→ **TASK OBJECTIVE**:
Your task is to gather the lines below that hold the string "durch".

----------------------------------------

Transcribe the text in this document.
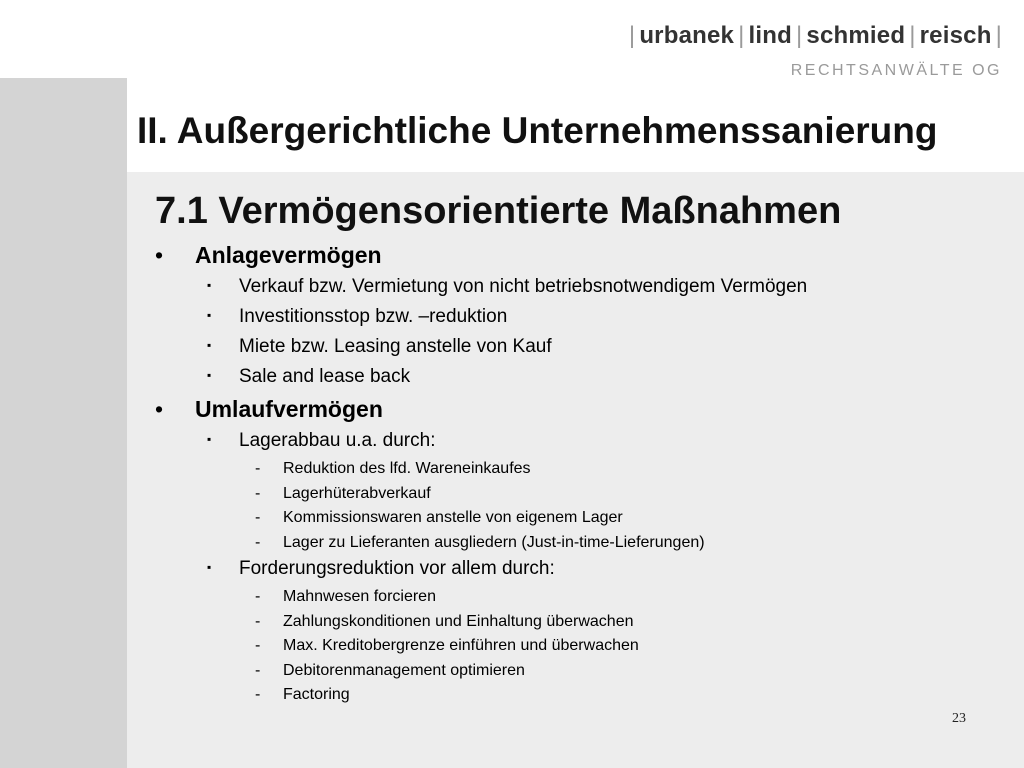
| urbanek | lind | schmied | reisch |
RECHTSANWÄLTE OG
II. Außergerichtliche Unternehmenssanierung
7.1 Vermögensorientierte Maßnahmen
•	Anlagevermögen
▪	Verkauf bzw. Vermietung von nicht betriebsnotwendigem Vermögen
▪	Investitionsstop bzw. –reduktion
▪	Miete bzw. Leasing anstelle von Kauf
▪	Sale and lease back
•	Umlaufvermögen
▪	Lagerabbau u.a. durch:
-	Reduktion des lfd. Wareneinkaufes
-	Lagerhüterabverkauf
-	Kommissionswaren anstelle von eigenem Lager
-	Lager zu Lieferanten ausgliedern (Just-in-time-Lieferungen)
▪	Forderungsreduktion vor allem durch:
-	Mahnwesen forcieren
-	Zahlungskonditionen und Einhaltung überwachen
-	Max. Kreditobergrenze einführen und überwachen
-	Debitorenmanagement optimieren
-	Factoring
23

----------------------------------------

→ **SOLUTION**:
▪	Lagerabbau u.a. durch:
▪	Forderungsreduktion vor allem durch:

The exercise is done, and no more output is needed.